---- Selected text

Theloderma annae
- Conservation status: Data Deficient (IUCN 3.1)

Scientific classification
- Kingdom: Animalia
- Phylum: Chordata
- Class: Amphibia
- Order: Anura
- Family: Rhacophoridae
- Genus: Theloderma
- Species: T. annae
- Binomial name: Theloderma annae Nguyen, Pham, Nguyen, Ngo, and Ziegler, 2016

= Theloderma annae =

- Authority: Nguyen, Pham, Nguyen, Ngo, and Ziegler, 2016
- Conservation status: DD

Species of frog

Theloderma annae, Anna's bug-eyed frog or Anna's mossy frog, is a species of frog in the family Rhacophoridae. It is endemic to Vietnam. It has been observed in the Ngoc Son–Ngo Luong Nature Reserve and Cúc Phương National Park.

==Description==
The adult male frog measures about 27.1–28.5 mm in snout-vent length and the adult female frog about 30.3–32.6 mm. The skin of the dorsum is gray-green in color. The throat, belly, flanks, and parts of the legs are brown with white spots.

==Habitat==
This frog lives in limestone karst forests, where it has been seen near caves, near cliffs, and in rocky valleys between 67 and 650 meters above sea level. It has been observed far from water sources. It seems to survive well in secondary forest.

--------
---- Listed entries

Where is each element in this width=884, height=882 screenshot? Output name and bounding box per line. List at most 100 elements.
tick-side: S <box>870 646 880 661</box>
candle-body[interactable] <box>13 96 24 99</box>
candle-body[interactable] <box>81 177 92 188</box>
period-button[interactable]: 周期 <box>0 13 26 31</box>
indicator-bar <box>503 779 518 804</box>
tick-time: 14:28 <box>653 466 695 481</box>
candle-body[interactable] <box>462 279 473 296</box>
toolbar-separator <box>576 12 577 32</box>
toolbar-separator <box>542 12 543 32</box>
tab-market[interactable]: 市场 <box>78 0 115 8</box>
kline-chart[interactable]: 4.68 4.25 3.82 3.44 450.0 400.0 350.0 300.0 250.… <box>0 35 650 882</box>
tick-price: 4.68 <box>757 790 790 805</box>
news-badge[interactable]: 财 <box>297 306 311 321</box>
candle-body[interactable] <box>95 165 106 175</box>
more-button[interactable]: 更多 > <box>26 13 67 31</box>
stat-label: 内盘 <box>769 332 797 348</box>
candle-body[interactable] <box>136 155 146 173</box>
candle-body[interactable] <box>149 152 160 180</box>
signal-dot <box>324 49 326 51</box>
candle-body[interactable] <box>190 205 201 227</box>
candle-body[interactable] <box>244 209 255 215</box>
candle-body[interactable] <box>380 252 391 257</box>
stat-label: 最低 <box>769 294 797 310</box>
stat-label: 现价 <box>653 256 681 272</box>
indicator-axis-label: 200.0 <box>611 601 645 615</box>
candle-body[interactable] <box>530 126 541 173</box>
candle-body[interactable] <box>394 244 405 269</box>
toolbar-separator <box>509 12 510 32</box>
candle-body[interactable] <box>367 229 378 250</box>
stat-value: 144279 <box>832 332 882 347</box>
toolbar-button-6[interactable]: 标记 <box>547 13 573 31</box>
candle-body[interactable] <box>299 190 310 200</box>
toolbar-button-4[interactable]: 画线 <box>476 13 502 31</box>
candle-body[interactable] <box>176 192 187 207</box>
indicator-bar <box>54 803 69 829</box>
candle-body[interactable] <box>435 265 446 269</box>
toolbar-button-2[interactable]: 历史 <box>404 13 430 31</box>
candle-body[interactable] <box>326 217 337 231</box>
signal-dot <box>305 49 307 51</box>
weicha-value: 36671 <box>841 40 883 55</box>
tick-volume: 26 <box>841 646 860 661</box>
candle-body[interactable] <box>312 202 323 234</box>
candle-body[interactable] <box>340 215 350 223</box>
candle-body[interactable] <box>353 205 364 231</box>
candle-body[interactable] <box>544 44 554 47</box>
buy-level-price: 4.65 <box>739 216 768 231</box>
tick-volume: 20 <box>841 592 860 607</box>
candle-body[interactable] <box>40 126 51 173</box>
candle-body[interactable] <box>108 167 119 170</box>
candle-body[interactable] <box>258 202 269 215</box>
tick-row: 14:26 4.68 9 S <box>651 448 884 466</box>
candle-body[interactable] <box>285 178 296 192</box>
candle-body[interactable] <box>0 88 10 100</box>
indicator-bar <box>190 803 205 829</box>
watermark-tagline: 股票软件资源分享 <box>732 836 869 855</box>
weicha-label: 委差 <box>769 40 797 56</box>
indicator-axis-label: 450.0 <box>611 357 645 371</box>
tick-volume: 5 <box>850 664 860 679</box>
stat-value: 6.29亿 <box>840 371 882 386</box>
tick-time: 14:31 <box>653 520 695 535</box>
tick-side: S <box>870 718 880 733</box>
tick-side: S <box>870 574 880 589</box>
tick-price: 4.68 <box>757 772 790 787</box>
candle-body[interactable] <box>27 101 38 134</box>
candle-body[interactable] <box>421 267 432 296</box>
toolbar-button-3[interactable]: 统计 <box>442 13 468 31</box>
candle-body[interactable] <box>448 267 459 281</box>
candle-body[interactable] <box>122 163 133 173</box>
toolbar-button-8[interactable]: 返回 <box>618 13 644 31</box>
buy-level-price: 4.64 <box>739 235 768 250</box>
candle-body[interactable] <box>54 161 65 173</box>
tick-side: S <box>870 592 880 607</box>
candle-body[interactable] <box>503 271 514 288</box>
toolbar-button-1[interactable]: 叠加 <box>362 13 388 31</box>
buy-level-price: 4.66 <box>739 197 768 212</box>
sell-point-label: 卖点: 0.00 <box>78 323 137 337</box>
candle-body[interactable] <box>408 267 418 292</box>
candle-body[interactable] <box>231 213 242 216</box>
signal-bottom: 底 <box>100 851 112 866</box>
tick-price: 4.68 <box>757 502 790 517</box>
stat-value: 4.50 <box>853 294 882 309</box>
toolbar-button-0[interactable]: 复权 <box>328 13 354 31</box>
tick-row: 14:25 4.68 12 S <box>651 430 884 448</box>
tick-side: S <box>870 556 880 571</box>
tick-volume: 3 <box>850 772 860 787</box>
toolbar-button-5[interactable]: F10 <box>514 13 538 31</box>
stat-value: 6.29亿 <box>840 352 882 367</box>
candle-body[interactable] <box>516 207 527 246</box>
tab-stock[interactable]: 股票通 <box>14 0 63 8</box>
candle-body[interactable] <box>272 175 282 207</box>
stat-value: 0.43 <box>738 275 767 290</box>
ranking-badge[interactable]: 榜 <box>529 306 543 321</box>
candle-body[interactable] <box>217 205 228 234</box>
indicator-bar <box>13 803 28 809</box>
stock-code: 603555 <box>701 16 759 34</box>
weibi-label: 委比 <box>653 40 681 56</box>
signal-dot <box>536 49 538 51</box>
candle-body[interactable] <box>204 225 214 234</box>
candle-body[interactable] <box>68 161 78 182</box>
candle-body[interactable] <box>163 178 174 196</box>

--------

• **Task requirements**:
1. In the Theloderma annae article, what is the elevation range at which the frog has been seen?
2. Extend the Theloderma annae article past its final sentence.

• **Answers below**:
1. Between 67 and 650 meters above sea level.

2.
Scientists have not yet described the frog's tadpoles, but they infer that the frogs breed through larval development, like other frogs in Theloderma.

==Threats==
The IUCN classifies this frog as data deficient but it does seem to be in some danger from habitat loss, largely associated with agriculture, quarrying, and logging. This frog has also appeared on the international pet trade, but scientists do not know if this poses a danger to the species.

The frog's known range includes protected parks: Ngo Luong-Ngoc Son Nature Reserve, Trang An Landscape Complex, and Cúc Phương National Park.